##### Extracted entries

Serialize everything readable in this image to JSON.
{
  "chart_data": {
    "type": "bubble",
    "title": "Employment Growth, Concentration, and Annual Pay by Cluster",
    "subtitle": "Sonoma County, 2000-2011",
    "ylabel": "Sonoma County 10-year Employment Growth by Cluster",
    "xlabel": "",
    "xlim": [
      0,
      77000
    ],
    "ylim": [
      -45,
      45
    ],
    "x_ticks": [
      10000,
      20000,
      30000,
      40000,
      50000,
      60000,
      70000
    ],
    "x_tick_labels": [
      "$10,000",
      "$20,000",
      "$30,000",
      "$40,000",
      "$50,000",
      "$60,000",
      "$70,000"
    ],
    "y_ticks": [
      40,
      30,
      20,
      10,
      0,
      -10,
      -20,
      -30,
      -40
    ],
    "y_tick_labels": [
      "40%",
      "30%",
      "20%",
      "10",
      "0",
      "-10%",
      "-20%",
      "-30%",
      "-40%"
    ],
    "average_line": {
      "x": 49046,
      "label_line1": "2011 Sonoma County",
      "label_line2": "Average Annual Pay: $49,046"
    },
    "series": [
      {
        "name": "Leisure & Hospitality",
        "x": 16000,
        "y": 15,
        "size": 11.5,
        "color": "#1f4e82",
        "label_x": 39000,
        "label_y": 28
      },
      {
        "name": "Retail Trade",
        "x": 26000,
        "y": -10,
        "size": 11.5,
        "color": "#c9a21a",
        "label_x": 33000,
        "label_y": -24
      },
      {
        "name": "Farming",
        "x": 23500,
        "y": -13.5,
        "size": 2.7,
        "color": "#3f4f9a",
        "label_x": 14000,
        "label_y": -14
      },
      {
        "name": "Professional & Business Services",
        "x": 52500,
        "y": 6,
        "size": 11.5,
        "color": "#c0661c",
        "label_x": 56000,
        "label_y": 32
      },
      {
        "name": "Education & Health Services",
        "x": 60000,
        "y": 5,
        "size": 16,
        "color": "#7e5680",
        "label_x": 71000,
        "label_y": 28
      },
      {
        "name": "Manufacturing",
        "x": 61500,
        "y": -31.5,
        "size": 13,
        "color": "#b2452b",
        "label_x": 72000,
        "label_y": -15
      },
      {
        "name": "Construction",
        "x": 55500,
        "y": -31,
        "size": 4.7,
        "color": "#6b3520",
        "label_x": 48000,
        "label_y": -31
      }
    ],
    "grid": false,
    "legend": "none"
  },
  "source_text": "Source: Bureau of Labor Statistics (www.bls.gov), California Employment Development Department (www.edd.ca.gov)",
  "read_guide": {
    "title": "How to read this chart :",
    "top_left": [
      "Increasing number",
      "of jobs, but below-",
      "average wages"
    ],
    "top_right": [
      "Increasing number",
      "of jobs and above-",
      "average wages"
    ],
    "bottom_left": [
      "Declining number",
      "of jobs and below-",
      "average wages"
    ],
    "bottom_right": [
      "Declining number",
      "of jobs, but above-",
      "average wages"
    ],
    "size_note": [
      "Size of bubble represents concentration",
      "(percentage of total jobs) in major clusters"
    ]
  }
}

##########

Using the listing above, list every line in which the string "this" occurs.

Task response:
Serialize everything readable in this image to JSON.
    "title": "How to read this chart :",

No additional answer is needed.